PROBLEM DETAILS:
Exclude the pictures and reproduce the remaining data exactly as written.

== DATA SECTION ==

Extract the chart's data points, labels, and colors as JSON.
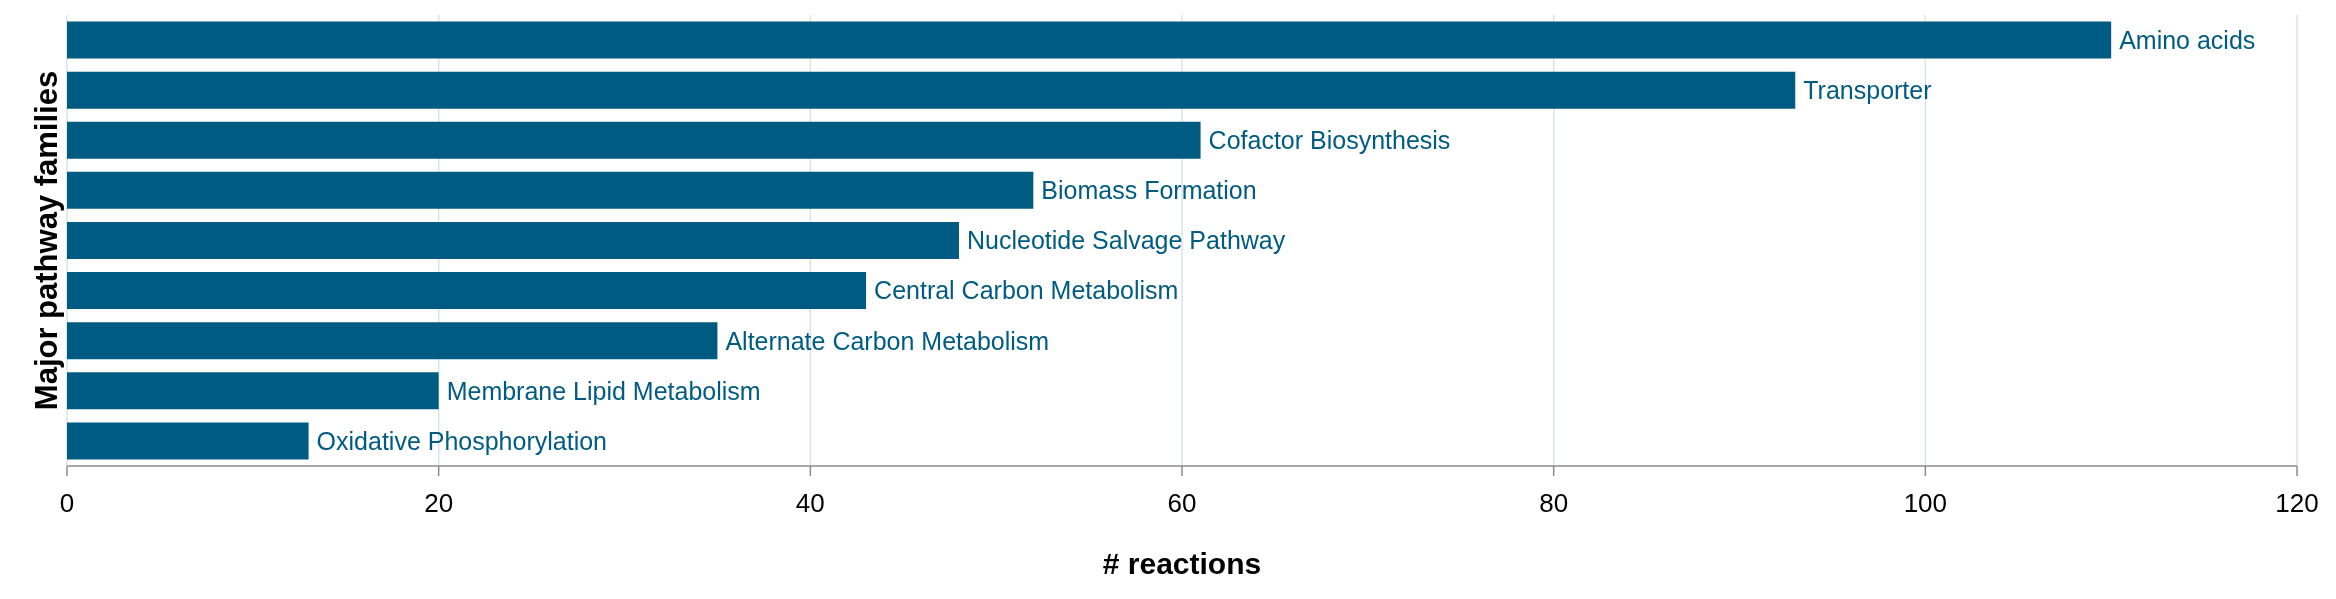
{
  "chart_data": {
    "type": "bar",
    "orientation": "horizontal",
    "xlabel": "# reactions",
    "ylabel": "Major pathway families",
    "categories": [
      "Amino acids",
      "Transporter",
      "Cofactor Biosynthesis",
      "Biomass Formation",
      "Nucleotide Salvage Pathway",
      "Central Carbon Metabolism",
      "Alternate Carbon Metabolism",
      "Membrane Lipid Metabolism",
      "Oxidative Phosphorylation"
    ],
    "values": [
      110,
      93,
      61,
      52,
      48,
      43,
      35,
      20,
      13
    ],
    "color": "#005b82",
    "xlim": [
      0,
      120
    ],
    "xticks": [
      0,
      20,
      40,
      60,
      80,
      100,
      120
    ],
    "grid": "x"
  }
}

===

ANSWER FOR THE TASK:
Extract the chart's data points, labels, and colors as JSON.
{
  "chart_data": {
    "type": "bar",
    "orientation": "horizontal",
    "xlabel": "# reactions",
    "ylabel": "Major pathway families",
    "categories": [
      "Amino acids",
      "Transporter",
      "Cofactor Biosynthesis",
      "Biomass Formation",
      "Nucleotide Salvage Pathway",
      "Central Carbon Metabolism",
      "Alternate Carbon Metabolism",
      "Membrane Lipid Metabolism",
      "Oxidative Phosphorylation"
    ],
    "values": [
      110,
      93,
      61,
      52,
      48,
      43,
      35,
      20,
      13
    ],
    "color": "#005b82",
    "xlim": [
      0,
      120
    ],
    "xticks": [
      0,
      20,
      40,
      60,
      80,
      100,
      120
    ],
    "grid": "x"
  }
}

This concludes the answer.